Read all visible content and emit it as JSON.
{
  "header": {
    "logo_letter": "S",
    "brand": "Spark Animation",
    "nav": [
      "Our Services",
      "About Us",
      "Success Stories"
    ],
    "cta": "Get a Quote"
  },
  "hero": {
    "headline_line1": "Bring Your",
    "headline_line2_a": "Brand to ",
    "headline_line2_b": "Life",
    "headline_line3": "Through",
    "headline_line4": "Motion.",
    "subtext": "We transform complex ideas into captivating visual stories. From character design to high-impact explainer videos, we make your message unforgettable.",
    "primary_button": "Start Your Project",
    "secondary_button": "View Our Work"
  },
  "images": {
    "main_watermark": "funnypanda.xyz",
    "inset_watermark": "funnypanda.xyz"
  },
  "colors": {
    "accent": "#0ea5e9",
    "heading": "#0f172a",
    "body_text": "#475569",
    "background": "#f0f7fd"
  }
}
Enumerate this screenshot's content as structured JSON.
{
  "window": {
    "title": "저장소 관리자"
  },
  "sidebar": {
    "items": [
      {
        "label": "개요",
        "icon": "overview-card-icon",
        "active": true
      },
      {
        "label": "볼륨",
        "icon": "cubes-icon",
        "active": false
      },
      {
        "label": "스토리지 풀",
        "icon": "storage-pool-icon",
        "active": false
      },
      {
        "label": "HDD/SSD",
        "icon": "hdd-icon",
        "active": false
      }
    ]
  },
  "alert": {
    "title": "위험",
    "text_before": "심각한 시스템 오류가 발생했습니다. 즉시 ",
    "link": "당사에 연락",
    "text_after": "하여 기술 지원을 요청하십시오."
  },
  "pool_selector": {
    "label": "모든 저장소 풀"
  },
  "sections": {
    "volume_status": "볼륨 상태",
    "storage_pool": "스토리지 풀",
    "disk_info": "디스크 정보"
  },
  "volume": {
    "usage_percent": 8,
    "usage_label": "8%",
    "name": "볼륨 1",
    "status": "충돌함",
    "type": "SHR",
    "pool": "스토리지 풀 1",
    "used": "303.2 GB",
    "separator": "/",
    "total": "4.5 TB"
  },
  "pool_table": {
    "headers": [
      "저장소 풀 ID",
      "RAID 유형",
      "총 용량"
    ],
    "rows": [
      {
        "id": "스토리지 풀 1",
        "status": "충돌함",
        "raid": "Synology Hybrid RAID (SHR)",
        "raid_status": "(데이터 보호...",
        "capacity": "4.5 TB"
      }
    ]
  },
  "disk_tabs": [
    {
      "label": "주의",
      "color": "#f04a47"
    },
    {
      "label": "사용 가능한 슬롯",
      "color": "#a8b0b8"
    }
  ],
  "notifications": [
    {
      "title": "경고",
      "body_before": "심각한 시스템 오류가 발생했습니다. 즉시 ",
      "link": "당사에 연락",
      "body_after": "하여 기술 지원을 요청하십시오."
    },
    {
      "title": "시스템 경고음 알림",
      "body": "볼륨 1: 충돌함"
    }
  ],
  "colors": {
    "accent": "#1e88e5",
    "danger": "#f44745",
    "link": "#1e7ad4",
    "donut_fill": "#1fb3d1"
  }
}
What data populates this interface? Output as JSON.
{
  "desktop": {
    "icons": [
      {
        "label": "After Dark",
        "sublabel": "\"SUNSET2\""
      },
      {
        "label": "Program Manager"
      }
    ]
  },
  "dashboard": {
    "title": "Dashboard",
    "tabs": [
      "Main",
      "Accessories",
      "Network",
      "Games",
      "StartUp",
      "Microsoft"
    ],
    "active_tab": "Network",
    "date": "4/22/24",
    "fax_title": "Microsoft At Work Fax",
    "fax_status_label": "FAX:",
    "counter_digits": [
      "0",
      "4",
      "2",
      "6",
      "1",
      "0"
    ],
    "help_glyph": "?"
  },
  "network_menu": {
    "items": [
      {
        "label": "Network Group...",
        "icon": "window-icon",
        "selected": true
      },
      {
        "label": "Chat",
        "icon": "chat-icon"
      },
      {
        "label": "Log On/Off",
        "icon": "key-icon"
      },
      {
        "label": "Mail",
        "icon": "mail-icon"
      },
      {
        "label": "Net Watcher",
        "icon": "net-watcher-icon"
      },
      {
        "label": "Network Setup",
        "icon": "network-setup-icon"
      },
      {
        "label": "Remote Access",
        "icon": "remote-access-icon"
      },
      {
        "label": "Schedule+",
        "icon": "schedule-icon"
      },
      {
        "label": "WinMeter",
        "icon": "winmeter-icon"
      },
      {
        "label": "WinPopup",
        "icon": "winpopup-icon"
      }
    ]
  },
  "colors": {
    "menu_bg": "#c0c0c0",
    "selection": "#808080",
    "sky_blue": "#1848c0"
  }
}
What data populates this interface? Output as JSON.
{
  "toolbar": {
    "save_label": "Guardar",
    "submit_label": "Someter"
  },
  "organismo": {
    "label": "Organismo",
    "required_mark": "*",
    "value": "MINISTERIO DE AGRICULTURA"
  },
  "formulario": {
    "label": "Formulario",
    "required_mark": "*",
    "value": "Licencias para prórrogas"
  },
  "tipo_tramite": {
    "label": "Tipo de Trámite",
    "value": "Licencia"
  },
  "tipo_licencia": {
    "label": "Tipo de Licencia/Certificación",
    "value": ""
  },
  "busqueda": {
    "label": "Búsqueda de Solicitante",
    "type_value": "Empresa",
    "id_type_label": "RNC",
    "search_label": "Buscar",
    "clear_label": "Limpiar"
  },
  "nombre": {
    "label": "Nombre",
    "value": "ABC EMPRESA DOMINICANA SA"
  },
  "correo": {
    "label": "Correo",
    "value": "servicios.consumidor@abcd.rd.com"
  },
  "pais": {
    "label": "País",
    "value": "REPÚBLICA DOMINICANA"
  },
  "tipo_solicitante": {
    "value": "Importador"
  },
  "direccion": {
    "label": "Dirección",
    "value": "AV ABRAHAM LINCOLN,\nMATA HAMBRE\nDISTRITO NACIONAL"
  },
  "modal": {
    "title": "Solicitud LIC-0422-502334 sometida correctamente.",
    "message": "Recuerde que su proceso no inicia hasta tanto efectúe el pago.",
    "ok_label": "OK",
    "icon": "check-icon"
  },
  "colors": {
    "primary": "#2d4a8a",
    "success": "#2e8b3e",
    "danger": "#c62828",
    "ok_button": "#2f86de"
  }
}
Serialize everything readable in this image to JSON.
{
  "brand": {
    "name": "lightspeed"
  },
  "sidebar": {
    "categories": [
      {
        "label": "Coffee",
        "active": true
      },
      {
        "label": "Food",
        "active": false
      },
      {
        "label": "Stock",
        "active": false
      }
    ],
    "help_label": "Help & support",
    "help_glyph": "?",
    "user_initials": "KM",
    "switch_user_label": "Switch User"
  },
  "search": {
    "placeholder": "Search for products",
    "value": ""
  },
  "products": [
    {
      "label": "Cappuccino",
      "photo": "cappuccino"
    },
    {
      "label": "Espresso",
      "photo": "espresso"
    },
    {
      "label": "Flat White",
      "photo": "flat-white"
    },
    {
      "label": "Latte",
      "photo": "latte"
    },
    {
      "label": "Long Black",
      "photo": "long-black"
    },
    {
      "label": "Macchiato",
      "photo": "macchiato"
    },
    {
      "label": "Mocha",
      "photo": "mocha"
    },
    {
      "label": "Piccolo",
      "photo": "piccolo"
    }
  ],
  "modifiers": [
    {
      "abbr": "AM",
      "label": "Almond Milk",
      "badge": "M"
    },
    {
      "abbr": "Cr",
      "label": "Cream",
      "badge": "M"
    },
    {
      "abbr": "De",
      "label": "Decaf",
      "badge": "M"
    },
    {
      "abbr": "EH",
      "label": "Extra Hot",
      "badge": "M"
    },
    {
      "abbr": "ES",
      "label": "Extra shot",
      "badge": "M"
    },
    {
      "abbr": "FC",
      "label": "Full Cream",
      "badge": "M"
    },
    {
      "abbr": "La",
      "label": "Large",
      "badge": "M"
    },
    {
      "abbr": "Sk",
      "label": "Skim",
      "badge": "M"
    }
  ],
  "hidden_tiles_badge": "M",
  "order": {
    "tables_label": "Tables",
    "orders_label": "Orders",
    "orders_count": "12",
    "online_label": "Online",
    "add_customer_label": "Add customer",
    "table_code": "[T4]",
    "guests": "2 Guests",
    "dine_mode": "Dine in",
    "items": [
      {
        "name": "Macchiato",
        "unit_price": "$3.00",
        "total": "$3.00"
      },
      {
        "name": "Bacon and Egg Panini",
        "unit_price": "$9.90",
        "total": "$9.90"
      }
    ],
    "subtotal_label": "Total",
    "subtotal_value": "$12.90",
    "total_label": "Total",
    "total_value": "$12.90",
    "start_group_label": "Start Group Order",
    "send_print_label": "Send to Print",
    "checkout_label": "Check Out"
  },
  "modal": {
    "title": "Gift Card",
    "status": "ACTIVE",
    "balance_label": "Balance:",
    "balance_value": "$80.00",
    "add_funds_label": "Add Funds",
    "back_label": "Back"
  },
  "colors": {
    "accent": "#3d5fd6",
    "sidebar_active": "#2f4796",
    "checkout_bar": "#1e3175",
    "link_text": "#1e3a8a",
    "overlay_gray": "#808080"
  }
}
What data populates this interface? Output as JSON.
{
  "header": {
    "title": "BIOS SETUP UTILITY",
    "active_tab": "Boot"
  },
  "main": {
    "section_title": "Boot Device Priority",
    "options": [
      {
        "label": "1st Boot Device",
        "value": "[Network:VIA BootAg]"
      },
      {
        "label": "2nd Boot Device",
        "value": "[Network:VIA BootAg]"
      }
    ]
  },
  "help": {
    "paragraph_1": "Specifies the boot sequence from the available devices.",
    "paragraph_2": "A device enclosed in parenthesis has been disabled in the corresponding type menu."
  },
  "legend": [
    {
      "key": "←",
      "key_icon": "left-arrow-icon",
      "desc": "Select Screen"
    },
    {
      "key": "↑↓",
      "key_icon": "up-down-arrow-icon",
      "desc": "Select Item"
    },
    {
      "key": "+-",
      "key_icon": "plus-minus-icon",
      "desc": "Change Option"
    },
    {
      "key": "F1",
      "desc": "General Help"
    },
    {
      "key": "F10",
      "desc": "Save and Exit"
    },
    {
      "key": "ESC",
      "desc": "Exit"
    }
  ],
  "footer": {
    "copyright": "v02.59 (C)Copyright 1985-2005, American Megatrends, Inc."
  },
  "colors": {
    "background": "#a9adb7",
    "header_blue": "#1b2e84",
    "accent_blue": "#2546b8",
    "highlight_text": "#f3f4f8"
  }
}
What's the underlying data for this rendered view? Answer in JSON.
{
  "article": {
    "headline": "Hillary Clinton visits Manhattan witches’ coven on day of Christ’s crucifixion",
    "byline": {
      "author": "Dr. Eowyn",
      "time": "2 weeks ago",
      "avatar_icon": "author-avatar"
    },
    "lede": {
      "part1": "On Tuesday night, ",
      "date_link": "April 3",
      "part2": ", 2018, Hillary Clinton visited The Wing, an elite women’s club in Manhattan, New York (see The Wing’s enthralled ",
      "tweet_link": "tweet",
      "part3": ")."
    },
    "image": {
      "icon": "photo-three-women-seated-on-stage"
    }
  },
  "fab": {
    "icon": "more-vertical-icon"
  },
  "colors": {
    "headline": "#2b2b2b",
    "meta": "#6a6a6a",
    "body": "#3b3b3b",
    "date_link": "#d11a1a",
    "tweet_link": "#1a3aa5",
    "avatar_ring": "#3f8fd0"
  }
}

To do =
What is the number of lines in the records that contain the string "name"? Give only that number.

Written answer =
4